→ **Brief**
Repeat every entry word for word, but leave the images out of your copy.

====== Materials provided ======

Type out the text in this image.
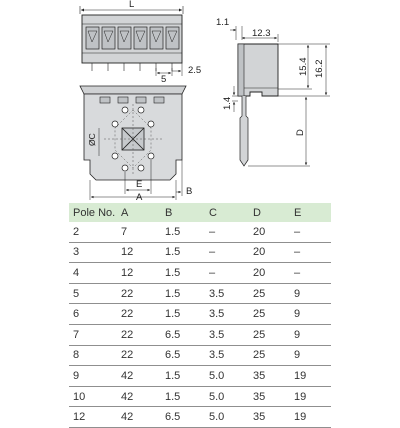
L
5
2.5
1.1
12.3
15.4 16.2
1.4
D
ØC
E
A
B
Pole No.	A	B	C	D	E
2	7	1.5	–	20	–
3	12	1.5	–	20	–
4	12	1.5	–	20	–
5	22	1.5	3.5	25	9
6	22	1.5	3.5	25	9
7	22	6.5	3.5	25	9
8	22	6.5	3.5	25	9
9	42	1.5	5.0	35	19
10	42	1.5	5.0	35	19
12	42	6.5	5.0	35	19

======

→ **Task answer**
Type out the text in this image.
L
5
2.5
1.1
12.3
15.4 16.2
1.4
D
ØC
E
A
B
Pole No.	A	B	C	D	E
2	7	1.5	–	20	–
3	12	1.5	–	20	–
4	12	1.5	–	20	–
5	22	1.5	3.5	25	9
6	22	1.5	3.5	25	9
7	22	6.5	3.5	25	9
8	22	6.5	3.5	25	9
9	42	1.5	5.0	35	19
10	42	1.5	5.0	35	19
12	42	6.5	5.0	35	19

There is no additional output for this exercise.